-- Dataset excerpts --
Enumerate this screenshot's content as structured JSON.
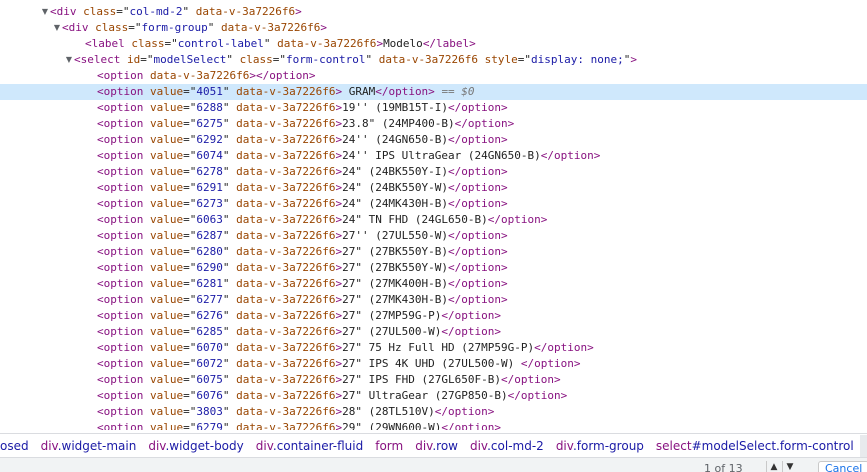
{
  "tree": {
    "nodes": [
      {
        "kind": "open",
        "depth": 0,
        "expanded": true,
        "tag": "div",
        "attrs": [
          {
            "name": "class",
            "value": "col-md-2"
          },
          {
            "name": "data-v-3a7226f6",
            "value": null
          }
        ]
      },
      {
        "kind": "open",
        "depth": 1,
        "expanded": true,
        "tag": "div",
        "attrs": [
          {
            "name": "class",
            "value": "form-group"
          },
          {
            "name": "data-v-3a7226f6",
            "value": null
          }
        ]
      },
      {
        "kind": "element",
        "depth": 2,
        "tag": "label",
        "attrs": [
          {
            "name": "class",
            "value": "control-label"
          },
          {
            "name": "data-v-3a7226f6",
            "value": null
          }
        ],
        "text": "Modelo"
      },
      {
        "kind": "open",
        "depth": 2,
        "expanded": true,
        "tag": "select",
        "attrs": [
          {
            "name": "id",
            "value": "modelSelect"
          },
          {
            "name": "class",
            "value": "form-control"
          },
          {
            "name": "data-v-3a7226f6",
            "value": null
          },
          {
            "name": "style",
            "value": "display: none;"
          }
        ]
      },
      {
        "kind": "element",
        "depth": 3,
        "tag": "option",
        "attrs": [
          {
            "name": "data-v-3a7226f6",
            "value": null
          }
        ],
        "text": ""
      },
      {
        "kind": "element",
        "depth": 3,
        "tag": "option",
        "attrs": [
          {
            "name": "value",
            "value": "4051"
          },
          {
            "name": "data-v-3a7226f6",
            "value": null
          }
        ],
        "text": " GRAM",
        "selected": true,
        "suffix": "== $0"
      },
      {
        "kind": "element",
        "depth": 3,
        "tag": "option",
        "attrs": [
          {
            "name": "value",
            "value": "6288"
          },
          {
            "name": "data-v-3a7226f6",
            "value": null
          }
        ],
        "text": "19'' (19MB15T-I)"
      },
      {
        "kind": "element",
        "depth": 3,
        "tag": "option",
        "attrs": [
          {
            "name": "value",
            "value": "6275"
          },
          {
            "name": "data-v-3a7226f6",
            "value": null
          }
        ],
        "text": "23.8\" (24MP400-B)"
      },
      {
        "kind": "element",
        "depth": 3,
        "tag": "option",
        "attrs": [
          {
            "name": "value",
            "value": "6292"
          },
          {
            "name": "data-v-3a7226f6",
            "value": null
          }
        ],
        "text": "24'' (24GN650-B)"
      },
      {
        "kind": "element",
        "depth": 3,
        "tag": "option",
        "attrs": [
          {
            "name": "value",
            "value": "6074"
          },
          {
            "name": "data-v-3a7226f6",
            "value": null
          }
        ],
        "text": "24'' IPS UltraGear (24GN650-B)"
      },
      {
        "kind": "element",
        "depth": 3,
        "tag": "option",
        "attrs": [
          {
            "name": "value",
            "value": "6278"
          },
          {
            "name": "data-v-3a7226f6",
            "value": null
          }
        ],
        "text": "24\" (24BK550Y-I)"
      },
      {
        "kind": "element",
        "depth": 3,
        "tag": "option",
        "attrs": [
          {
            "name": "value",
            "value": "6291"
          },
          {
            "name": "data-v-3a7226f6",
            "value": null
          }
        ],
        "text": "24\" (24BK550Y-W)"
      },
      {
        "kind": "element",
        "depth": 3,
        "tag": "option",
        "attrs": [
          {
            "name": "value",
            "value": "6273"
          },
          {
            "name": "data-v-3a7226f6",
            "value": null
          }
        ],
        "text": "24\" (24MK430H-B)"
      },
      {
        "kind": "element",
        "depth": 3,
        "tag": "option",
        "attrs": [
          {
            "name": "value",
            "value": "6063"
          },
          {
            "name": "data-v-3a7226f6",
            "value": null
          }
        ],
        "text": "24\" TN FHD (24GL650-B)"
      },
      {
        "kind": "element",
        "depth": 3,
        "tag": "option",
        "attrs": [
          {
            "name": "value",
            "value": "6287"
          },
          {
            "name": "data-v-3a7226f6",
            "value": null
          }
        ],
        "text": "27'' (27UL550-W)"
      },
      {
        "kind": "element",
        "depth": 3,
        "tag": "option",
        "attrs": [
          {
            "name": "value",
            "value": "6280"
          },
          {
            "name": "data-v-3a7226f6",
            "value": null
          }
        ],
        "text": "27\" (27BK550Y-B)"
      },
      {
        "kind": "element",
        "depth": 3,
        "tag": "option",
        "attrs": [
          {
            "name": "value",
            "value": "6290"
          },
          {
            "name": "data-v-3a7226f6",
            "value": null
          }
        ],
        "text": "27\" (27BK550Y-W)"
      },
      {
        "kind": "element",
        "depth": 3,
        "tag": "option",
        "attrs": [
          {
            "name": "value",
            "value": "6281"
          },
          {
            "name": "data-v-3a7226f6",
            "value": null
          }
        ],
        "text": "27\" (27MK400H-B)"
      },
      {
        "kind": "element",
        "depth": 3,
        "tag": "option",
        "attrs": [
          {
            "name": "value",
            "value": "6277"
          },
          {
            "name": "data-v-3a7226f6",
            "value": null
          }
        ],
        "text": "27\" (27MK430H-B)"
      },
      {
        "kind": "element",
        "depth": 3,
        "tag": "option",
        "attrs": [
          {
            "name": "value",
            "value": "6276"
          },
          {
            "name": "data-v-3a7226f6",
            "value": null
          }
        ],
        "text": "27\" (27MP59G-P)"
      },
      {
        "kind": "element",
        "depth": 3,
        "tag": "option",
        "attrs": [
          {
            "name": "value",
            "value": "6285"
          },
          {
            "name": "data-v-3a7226f6",
            "value": null
          }
        ],
        "text": "27\" (27UL500-W)"
      },
      {
        "kind": "element",
        "depth": 3,
        "tag": "option",
        "attrs": [
          {
            "name": "value",
            "value": "6070"
          },
          {
            "name": "data-v-3a7226f6",
            "value": null
          }
        ],
        "text": "27\" 75 Hz Full HD (27MP59G-P)"
      },
      {
        "kind": "element",
        "depth": 3,
        "tag": "option",
        "attrs": [
          {
            "name": "value",
            "value": "6072"
          },
          {
            "name": "data-v-3a7226f6",
            "value": null
          }
        ],
        "text": "27\" IPS 4K UHD (27UL500-W) "
      },
      {
        "kind": "element",
        "depth": 3,
        "tag": "option",
        "attrs": [
          {
            "name": "value",
            "value": "6075"
          },
          {
            "name": "data-v-3a7226f6",
            "value": null
          }
        ],
        "text": "27\" IPS FHD (27GL650F-B)"
      },
      {
        "kind": "element",
        "depth": 3,
        "tag": "option",
        "attrs": [
          {
            "name": "value",
            "value": "6076"
          },
          {
            "name": "data-v-3a7226f6",
            "value": null
          }
        ],
        "text": "27\" UltraGear (27GP850-B)"
      },
      {
        "kind": "element",
        "depth": 3,
        "tag": "option",
        "attrs": [
          {
            "name": "value",
            "value": "3803"
          },
          {
            "name": "data-v-3a7226f6",
            "value": null
          }
        ],
        "text": "28\" (28TL510V)"
      },
      {
        "kind": "element",
        "depth": 3,
        "tag": "option",
        "attrs": [
          {
            "name": "value",
            "value": "6279"
          },
          {
            "name": "data-v-3a7226f6",
            "value": null
          }
        ],
        "text": "29\" (29WN600-W)"
      }
    ]
  },
  "breadcrumb": [
    {
      "tag": "",
      "cls": "osed"
    },
    {
      "tag": "div",
      "cls": ".widget-main"
    },
    {
      "tag": "div",
      "cls": ".widget-body"
    },
    {
      "tag": "div",
      "cls": ".container-fluid"
    },
    {
      "tag": "form",
      "cls": ""
    },
    {
      "tag": "div",
      "cls": ".row"
    },
    {
      "tag": "div",
      "cls": ".col-md-2"
    },
    {
      "tag": "div",
      "cls": ".form-group"
    },
    {
      "tag": "select",
      "cls": "#modelSelect.form-control"
    },
    {
      "tag": "option",
      "cls": "",
      "active": true
    }
  ],
  "findbar": {
    "count": "1 of 13",
    "cancel": "Cancel"
  },
  "colors": {
    "tag": "#881280",
    "attr_name": "#994500",
    "attr_value": "#1a1aa6",
    "selected_row": "#cfe8fc"
  }
}
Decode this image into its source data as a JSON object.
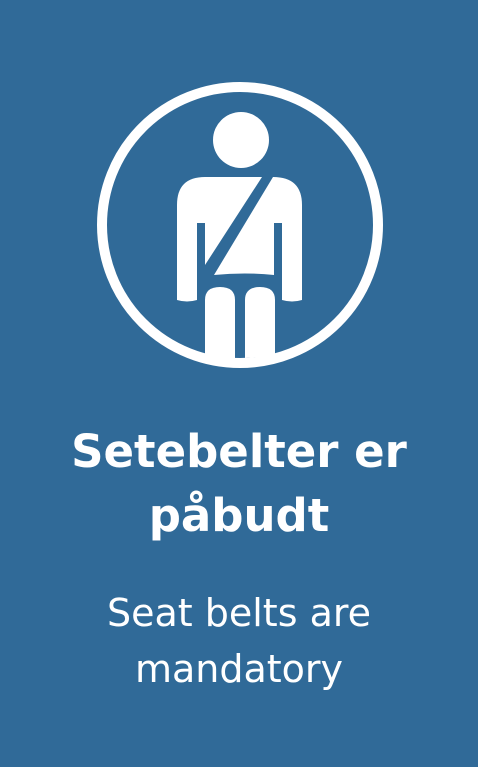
{
  "sign": {
    "icon": "seatbelt-person-icon",
    "background_color": "#306a98",
    "title_lines": [
      "Setebelter er",
      "påbudt"
    ],
    "subtitle_lines": [
      "Seat belts are",
      "mandatory"
    ]
  }
}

-- Requirement --
Reproduce exactly and only the lines from the one with "Decode this image" through the last entry, both included, excluding every picture.

-- Task output --
Decode this image into its source data as a JSON object.
{
  "sign": {
    "icon": "seatbelt-person-icon",
    "background_color": "#306a98",
    "title_lines": [
      "Setebelter er",
      "påbudt"
    ],
    "subtitle_lines": [
      "Seat belts are",
      "mandatory"
    ]
  }
}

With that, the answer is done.